> **WHAT THE TASK ASKS**
List each line of the data in which the string "caption" appears.

> **RECORDS FOR THIS EXERCISE**

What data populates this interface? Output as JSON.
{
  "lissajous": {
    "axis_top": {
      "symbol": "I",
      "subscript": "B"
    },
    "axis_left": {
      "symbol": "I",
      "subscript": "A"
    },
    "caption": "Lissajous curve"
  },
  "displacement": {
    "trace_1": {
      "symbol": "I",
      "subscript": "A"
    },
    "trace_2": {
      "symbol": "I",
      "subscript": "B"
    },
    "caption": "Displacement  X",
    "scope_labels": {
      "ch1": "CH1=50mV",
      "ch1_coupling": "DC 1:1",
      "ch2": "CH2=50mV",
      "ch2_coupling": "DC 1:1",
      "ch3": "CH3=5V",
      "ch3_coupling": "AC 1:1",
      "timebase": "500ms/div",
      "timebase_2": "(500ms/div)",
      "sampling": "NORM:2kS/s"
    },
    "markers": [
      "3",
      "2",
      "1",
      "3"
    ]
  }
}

> **FINISHED EXERCISE**
    "caption": "Lissajous curve"
    "caption": "Displacement  X",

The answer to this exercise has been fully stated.